What is expected: Once the pictures are set aside, transcribe the remaining data exactly.

--- Start of Data lines ---

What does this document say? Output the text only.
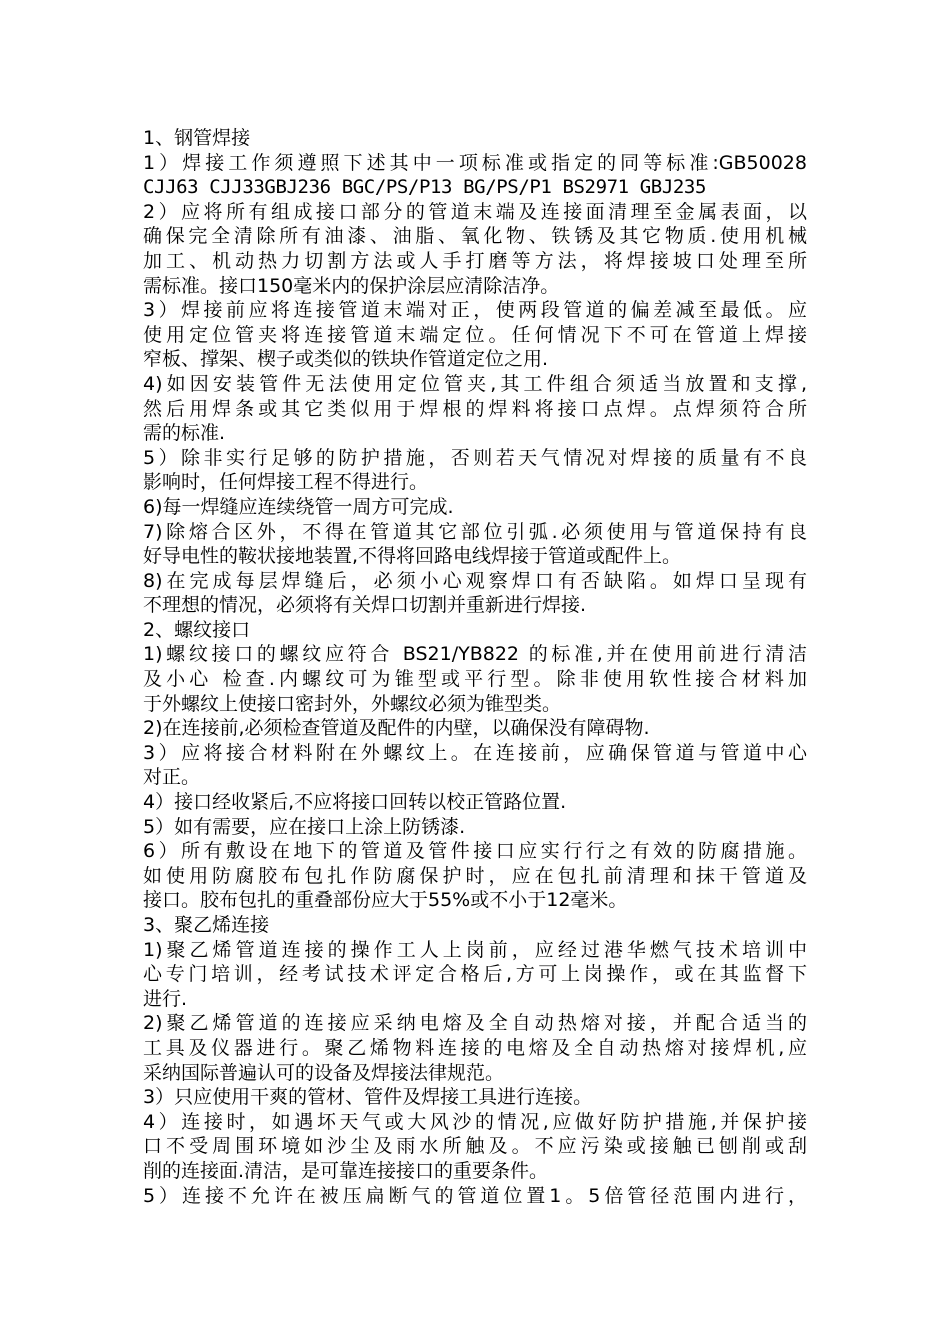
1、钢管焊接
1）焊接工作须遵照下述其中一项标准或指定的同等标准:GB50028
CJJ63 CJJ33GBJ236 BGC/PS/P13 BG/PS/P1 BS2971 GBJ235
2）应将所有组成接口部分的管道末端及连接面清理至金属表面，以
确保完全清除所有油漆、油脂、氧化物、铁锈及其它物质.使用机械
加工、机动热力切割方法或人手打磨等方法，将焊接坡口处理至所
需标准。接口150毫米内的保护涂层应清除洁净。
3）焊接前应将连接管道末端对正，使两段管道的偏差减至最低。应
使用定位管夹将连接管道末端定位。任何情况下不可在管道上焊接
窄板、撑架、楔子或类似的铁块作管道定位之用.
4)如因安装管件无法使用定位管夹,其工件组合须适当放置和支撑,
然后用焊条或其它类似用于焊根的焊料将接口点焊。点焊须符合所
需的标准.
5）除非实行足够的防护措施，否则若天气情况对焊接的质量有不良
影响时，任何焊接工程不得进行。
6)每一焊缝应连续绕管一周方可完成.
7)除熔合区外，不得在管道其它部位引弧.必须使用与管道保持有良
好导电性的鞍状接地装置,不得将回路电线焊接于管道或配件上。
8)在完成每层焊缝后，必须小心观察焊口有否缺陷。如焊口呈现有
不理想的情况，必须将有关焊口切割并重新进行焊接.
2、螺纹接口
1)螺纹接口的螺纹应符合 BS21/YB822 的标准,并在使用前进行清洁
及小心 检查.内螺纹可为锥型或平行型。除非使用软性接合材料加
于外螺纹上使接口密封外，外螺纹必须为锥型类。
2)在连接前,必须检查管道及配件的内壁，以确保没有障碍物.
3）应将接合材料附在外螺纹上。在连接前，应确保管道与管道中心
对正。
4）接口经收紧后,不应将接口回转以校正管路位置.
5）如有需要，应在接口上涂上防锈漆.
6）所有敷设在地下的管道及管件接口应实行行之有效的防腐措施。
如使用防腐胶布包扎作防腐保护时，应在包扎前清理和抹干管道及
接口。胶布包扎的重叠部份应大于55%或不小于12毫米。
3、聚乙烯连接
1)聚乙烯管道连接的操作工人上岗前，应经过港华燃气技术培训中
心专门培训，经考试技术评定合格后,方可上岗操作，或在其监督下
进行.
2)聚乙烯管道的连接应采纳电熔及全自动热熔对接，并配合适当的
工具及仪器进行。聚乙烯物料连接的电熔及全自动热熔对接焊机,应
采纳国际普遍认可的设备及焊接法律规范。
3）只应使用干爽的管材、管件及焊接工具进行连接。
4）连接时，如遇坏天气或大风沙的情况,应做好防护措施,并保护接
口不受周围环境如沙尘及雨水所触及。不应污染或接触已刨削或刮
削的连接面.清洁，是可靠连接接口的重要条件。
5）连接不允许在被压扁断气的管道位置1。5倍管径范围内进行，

--- End of Data lines ---

Response to the exercise:
What does this document say? Output the text only.
1、钢管焊接
1）焊接工作须遵照下述其中一项标准或指定的同等标准:GB50028
CJJ63 CJJ33GBJ236 BGC/PS/P13 BG/PS/P1 BS2971 GBJ235
2）应将所有组成接口部分的管道末端及连接面清理至金属表面，以
确保完全清除所有油漆、油脂、氧化物、铁锈及其它物质.使用机械
加工、机动热力切割方法或人手打磨等方法，将焊接坡口处理至所
需标准。接口150毫米内的保护涂层应清除洁净。
3）焊接前应将连接管道末端对正，使两段管道的偏差减至最低。应
使用定位管夹将连接管道末端定位。任何情况下不可在管道上焊接
窄板、撑架、楔子或类似的铁块作管道定位之用.
4)如因安装管件无法使用定位管夹,其工件组合须适当放置和支撑,
然后用焊条或其它类似用于焊根的焊料将接口点焊。点焊须符合所
需的标准.
5）除非实行足够的防护措施，否则若天气情况对焊接的质量有不良
影响时，任何焊接工程不得进行。
6)每一焊缝应连续绕管一周方可完成.
7)除熔合区外，不得在管道其它部位引弧.必须使用与管道保持有良
好导电性的鞍状接地装置,不得将回路电线焊接于管道或配件上。
8)在完成每层焊缝后，必须小心观察焊口有否缺陷。如焊口呈现有
不理想的情况，必须将有关焊口切割并重新进行焊接.
2、螺纹接口
1)螺纹接口的螺纹应符合 BS21/YB822 的标准,并在使用前进行清洁
及小心 检查.内螺纹可为锥型或平行型。除非使用软性接合材料加
于外螺纹上使接口密封外，外螺纹必须为锥型类。
2)在连接前,必须检查管道及配件的内壁，以确保没有障碍物.
3）应将接合材料附在外螺纹上。在连接前，应确保管道与管道中心
对正。
4）接口经收紧后,不应将接口回转以校正管路位置.
5）如有需要，应在接口上涂上防锈漆.
6）所有敷设在地下的管道及管件接口应实行行之有效的防腐措施。
如使用防腐胶布包扎作防腐保护时，应在包扎前清理和抹干管道及
接口。胶布包扎的重叠部份应大于55%或不小于12毫米。
3、聚乙烯连接
1)聚乙烯管道连接的操作工人上岗前，应经过港华燃气技术培训中
心专门培训，经考试技术评定合格后,方可上岗操作，或在其监督下
进行.
2)聚乙烯管道的连接应采纳电熔及全自动热熔对接，并配合适当的
工具及仪器进行。聚乙烯物料连接的电熔及全自动热熔对接焊机,应
采纳国际普遍认可的设备及焊接法律规范。
3）只应使用干爽的管材、管件及焊接工具进行连接。
4）连接时，如遇坏天气或大风沙的情况,应做好防护措施,并保护接
口不受周围环境如沙尘及雨水所触及。不应污染或接触已刨削或刮
削的连接面.清洁，是可靠连接接口的重要条件。
5）连接不允许在被压扁断气的管道位置1。5倍管径范围内进行，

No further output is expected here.